▸ THE EXERCISE:
Find the lines that contain the word "poifon" and copy each one.

>>>>>

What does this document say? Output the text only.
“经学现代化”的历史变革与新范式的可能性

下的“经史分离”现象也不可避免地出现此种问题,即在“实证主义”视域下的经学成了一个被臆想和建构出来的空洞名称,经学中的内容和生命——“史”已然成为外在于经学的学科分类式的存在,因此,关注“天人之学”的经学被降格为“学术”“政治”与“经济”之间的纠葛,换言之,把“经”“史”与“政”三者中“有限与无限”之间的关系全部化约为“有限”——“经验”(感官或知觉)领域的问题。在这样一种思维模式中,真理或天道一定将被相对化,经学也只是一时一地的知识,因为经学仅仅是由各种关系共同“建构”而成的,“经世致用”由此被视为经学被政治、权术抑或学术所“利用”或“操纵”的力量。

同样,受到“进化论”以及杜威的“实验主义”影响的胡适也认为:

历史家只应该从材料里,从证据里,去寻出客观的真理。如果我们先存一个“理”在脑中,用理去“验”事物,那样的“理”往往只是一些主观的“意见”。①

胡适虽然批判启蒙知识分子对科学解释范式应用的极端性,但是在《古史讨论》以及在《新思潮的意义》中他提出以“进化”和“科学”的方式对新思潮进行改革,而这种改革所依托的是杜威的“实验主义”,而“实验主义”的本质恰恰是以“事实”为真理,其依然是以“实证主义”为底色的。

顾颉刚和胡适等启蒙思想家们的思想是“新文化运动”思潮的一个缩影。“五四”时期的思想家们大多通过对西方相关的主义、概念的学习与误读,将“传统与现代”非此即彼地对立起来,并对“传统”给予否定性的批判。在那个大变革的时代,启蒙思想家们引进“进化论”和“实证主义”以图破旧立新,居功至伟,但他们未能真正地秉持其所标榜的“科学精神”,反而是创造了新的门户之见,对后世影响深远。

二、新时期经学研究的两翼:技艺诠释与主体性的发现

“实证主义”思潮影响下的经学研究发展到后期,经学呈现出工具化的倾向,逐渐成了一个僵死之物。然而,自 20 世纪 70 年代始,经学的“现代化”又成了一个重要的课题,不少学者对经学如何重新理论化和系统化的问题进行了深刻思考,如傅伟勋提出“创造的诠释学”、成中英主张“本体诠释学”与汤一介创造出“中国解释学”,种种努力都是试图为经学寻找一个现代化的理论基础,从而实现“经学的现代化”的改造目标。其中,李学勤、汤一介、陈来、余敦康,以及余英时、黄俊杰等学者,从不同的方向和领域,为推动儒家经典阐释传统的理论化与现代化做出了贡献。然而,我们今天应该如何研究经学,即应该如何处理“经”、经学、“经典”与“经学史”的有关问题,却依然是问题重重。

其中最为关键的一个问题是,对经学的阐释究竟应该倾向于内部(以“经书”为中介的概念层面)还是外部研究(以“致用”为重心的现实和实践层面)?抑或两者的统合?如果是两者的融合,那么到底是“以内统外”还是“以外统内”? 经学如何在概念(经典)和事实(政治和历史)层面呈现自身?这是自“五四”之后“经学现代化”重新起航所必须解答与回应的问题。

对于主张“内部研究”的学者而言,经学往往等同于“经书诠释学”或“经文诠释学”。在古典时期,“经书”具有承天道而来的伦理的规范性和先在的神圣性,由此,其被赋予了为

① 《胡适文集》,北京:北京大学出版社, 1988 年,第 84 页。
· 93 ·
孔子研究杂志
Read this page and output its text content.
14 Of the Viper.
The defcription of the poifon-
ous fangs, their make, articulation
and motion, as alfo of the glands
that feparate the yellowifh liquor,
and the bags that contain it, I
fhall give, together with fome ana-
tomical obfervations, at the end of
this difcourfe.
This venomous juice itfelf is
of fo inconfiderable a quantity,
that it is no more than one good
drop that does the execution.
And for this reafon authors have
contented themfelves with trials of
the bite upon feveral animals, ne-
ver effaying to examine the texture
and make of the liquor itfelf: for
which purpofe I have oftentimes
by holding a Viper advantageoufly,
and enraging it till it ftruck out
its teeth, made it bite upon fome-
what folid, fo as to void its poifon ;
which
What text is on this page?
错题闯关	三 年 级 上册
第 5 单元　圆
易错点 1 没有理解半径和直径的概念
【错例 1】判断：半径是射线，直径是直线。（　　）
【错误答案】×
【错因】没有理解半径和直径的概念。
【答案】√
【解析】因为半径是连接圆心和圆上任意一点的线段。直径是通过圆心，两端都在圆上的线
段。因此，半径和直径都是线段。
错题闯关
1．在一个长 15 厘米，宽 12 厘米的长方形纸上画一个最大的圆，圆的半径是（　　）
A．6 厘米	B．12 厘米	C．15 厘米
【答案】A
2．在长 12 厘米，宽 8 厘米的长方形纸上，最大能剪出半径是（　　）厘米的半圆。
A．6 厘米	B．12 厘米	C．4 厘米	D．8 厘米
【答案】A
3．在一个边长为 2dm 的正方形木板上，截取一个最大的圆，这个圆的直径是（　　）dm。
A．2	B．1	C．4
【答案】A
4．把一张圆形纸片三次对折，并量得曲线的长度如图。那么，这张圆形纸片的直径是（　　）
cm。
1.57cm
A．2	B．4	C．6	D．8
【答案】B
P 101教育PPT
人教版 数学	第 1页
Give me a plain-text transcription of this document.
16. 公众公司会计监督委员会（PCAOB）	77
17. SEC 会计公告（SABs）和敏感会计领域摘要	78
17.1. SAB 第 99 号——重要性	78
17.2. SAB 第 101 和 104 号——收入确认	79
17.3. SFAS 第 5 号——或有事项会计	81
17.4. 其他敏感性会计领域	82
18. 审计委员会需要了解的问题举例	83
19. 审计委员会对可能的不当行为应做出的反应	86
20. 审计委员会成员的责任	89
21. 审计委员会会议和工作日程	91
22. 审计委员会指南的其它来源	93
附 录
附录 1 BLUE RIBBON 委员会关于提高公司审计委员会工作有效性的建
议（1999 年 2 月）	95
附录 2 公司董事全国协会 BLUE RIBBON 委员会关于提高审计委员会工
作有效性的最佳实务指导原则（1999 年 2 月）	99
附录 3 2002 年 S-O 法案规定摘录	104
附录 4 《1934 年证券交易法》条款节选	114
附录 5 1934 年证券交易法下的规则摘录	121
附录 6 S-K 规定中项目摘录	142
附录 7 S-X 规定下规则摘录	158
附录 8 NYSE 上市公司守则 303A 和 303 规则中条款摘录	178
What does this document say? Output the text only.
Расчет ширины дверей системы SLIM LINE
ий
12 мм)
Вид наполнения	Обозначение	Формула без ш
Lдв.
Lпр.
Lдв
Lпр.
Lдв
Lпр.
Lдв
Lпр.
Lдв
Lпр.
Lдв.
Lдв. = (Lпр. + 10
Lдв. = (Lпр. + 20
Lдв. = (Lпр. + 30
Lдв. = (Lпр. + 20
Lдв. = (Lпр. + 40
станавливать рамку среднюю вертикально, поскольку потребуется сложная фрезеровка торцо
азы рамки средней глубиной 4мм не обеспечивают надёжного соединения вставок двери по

<<<<<

▸ EXERCISE OUTPUT:
The defcription of the poifon-
what folid, fo as to void its poifon ;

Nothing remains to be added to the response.